■ **Exercise materials**
----

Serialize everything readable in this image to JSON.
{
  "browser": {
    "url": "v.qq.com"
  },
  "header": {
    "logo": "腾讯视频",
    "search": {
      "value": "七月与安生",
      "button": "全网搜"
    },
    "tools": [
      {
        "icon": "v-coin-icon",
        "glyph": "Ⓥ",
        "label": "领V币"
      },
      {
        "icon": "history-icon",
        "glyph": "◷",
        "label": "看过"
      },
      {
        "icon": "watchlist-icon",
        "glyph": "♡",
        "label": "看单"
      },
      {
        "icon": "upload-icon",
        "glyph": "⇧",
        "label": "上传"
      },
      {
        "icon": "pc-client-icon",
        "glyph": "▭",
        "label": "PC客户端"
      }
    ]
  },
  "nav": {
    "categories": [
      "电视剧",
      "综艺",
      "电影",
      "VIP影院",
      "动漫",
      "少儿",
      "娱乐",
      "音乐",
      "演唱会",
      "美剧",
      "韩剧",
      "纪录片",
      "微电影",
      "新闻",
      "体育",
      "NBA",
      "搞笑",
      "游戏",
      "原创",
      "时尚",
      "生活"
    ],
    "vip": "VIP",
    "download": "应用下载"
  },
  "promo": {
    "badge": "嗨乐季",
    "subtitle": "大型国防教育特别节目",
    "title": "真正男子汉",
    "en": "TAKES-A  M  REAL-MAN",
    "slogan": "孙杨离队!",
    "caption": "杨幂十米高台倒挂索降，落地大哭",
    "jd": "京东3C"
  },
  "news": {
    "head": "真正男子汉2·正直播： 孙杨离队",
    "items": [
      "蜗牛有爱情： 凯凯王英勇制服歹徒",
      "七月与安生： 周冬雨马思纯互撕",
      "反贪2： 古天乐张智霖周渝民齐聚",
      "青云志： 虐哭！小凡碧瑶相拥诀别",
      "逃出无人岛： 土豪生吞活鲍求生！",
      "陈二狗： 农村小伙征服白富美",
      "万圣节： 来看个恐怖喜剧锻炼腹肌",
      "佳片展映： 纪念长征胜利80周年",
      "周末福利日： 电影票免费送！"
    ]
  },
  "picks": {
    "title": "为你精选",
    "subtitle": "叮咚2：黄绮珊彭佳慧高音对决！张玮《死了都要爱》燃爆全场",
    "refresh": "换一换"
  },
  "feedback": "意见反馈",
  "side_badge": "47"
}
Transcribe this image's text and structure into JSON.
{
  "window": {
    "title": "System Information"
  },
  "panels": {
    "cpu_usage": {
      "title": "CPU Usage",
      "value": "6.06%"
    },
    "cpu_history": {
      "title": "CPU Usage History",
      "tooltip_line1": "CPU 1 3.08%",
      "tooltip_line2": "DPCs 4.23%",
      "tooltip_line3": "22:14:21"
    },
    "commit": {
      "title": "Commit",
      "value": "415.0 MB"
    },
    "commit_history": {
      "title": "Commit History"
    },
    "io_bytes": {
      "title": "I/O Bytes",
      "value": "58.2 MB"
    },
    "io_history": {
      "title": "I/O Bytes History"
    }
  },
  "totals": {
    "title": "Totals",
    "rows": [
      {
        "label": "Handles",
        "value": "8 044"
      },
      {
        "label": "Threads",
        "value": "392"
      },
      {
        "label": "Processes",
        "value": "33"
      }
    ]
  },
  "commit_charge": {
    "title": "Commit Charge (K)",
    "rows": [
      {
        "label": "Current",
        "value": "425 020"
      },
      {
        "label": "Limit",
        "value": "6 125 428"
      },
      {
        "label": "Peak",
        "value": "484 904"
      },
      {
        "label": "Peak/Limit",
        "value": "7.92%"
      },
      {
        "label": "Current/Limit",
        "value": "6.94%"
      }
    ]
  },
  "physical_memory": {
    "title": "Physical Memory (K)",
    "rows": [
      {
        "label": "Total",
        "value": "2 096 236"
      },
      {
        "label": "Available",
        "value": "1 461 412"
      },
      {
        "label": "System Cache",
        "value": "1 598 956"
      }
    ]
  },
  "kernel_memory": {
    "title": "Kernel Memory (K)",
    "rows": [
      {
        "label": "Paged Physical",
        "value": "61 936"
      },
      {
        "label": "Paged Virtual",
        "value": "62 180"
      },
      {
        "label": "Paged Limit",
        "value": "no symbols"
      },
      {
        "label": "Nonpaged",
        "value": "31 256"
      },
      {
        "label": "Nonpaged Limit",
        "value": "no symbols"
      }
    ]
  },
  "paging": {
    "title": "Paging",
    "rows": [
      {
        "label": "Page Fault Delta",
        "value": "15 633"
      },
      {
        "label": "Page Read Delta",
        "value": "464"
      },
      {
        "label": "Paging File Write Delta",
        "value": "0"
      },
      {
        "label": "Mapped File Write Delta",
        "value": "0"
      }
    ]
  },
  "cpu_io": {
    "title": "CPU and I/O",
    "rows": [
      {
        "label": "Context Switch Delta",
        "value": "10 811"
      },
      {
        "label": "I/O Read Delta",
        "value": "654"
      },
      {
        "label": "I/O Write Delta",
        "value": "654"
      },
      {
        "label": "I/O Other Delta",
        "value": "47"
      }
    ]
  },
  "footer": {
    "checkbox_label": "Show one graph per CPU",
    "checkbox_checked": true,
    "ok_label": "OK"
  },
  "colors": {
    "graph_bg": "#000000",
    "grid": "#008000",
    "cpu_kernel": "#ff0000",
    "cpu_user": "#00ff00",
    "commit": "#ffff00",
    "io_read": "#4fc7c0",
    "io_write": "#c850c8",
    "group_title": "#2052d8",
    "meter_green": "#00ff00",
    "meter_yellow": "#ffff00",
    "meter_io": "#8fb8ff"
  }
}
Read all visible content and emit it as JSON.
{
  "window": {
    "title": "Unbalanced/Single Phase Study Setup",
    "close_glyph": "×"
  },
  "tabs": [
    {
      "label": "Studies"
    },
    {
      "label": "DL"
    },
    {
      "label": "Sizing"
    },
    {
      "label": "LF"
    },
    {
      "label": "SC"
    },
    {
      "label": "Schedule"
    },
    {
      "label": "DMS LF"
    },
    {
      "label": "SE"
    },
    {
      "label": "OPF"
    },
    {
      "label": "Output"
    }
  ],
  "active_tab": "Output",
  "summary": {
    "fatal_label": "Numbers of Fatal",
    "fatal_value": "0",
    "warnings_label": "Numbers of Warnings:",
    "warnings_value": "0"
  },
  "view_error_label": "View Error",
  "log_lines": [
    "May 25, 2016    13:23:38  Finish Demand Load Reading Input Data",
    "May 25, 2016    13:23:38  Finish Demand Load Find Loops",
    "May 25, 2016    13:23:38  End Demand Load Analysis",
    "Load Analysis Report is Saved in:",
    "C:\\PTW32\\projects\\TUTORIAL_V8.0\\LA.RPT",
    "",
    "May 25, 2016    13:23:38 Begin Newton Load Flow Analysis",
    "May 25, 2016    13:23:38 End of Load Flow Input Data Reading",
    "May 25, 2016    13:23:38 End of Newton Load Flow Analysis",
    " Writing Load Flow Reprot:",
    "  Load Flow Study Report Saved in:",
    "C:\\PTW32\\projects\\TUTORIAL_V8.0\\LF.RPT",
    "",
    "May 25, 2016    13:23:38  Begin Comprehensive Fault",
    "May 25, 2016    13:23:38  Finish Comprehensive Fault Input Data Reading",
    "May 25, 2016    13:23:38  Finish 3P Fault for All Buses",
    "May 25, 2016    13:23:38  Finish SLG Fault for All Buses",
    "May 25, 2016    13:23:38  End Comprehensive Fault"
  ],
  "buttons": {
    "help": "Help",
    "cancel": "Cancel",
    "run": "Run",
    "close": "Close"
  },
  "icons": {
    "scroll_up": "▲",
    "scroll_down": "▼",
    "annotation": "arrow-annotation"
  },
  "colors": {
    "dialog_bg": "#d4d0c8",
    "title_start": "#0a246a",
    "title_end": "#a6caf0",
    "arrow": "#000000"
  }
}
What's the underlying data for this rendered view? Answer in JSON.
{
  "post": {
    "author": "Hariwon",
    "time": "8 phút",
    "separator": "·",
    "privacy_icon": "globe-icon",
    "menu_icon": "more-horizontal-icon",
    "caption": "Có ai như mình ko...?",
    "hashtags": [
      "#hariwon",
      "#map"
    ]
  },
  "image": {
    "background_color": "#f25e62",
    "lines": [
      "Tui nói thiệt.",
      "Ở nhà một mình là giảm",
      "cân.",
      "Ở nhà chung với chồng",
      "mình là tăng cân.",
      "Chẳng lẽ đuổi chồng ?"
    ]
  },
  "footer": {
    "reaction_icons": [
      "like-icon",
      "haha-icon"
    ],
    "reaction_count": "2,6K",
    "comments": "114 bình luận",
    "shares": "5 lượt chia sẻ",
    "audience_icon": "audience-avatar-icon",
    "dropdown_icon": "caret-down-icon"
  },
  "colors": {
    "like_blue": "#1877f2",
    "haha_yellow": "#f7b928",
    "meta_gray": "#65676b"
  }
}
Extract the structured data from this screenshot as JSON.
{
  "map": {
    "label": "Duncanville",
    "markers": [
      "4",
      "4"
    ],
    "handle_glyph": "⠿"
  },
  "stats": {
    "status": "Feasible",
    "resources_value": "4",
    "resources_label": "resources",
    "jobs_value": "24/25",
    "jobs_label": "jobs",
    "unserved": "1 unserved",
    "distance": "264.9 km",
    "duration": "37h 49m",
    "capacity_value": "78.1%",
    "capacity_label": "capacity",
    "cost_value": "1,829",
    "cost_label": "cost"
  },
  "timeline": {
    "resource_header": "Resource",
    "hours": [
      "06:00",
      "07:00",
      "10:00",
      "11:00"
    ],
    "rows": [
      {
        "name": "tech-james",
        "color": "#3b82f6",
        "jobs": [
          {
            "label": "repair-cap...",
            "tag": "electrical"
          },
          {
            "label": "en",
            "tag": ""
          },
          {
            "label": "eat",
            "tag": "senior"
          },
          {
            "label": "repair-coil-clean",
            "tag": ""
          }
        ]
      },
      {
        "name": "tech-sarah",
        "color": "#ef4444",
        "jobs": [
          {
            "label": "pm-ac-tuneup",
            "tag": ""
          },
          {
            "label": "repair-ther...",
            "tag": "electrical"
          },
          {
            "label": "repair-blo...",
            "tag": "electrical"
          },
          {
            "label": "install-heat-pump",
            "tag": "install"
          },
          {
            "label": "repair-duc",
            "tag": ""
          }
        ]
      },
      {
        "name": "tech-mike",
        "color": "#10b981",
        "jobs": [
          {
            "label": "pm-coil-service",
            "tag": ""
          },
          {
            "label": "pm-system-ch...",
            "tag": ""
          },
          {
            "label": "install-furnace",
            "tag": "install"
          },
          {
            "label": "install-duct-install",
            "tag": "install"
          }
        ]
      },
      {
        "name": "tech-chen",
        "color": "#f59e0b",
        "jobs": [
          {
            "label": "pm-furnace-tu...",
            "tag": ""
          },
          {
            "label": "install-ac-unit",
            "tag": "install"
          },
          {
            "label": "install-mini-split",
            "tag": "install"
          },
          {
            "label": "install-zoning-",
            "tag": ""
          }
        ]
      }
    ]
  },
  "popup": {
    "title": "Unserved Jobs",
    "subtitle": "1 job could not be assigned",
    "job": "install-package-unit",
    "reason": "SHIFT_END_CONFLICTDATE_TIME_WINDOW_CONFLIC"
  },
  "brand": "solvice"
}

----

Work out how many lines of the data above contain the string "Study" and give the number alone.

■ **Task result**
2